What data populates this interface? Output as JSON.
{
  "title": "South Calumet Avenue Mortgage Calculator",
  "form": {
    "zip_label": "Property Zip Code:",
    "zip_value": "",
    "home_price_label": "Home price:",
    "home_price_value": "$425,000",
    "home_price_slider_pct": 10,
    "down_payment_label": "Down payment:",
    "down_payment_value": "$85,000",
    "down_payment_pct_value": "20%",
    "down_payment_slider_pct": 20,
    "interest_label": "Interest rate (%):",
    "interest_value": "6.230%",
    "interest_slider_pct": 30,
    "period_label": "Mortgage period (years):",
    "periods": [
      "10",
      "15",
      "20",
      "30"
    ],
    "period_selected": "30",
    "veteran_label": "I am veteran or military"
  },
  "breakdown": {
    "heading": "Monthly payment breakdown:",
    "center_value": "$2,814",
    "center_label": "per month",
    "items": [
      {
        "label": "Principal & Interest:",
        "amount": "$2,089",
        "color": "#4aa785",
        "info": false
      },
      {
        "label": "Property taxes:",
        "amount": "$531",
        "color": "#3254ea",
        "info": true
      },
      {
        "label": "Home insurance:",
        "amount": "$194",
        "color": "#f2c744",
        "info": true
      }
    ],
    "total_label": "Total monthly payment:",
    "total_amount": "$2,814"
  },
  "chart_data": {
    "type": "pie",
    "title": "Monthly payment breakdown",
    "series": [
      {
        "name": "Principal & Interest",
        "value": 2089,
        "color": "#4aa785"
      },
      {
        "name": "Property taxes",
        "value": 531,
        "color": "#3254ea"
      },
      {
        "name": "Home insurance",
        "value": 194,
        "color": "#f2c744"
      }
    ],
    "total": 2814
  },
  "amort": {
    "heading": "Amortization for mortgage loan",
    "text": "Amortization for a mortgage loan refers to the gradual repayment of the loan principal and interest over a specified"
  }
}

+-------+

§ **INSTRUCTIONS FOR THE TASK**
Of all the lines in the entries, how many contain the word "taxes"? Give only the number.

§ **COMPLETE RESPONSE**
2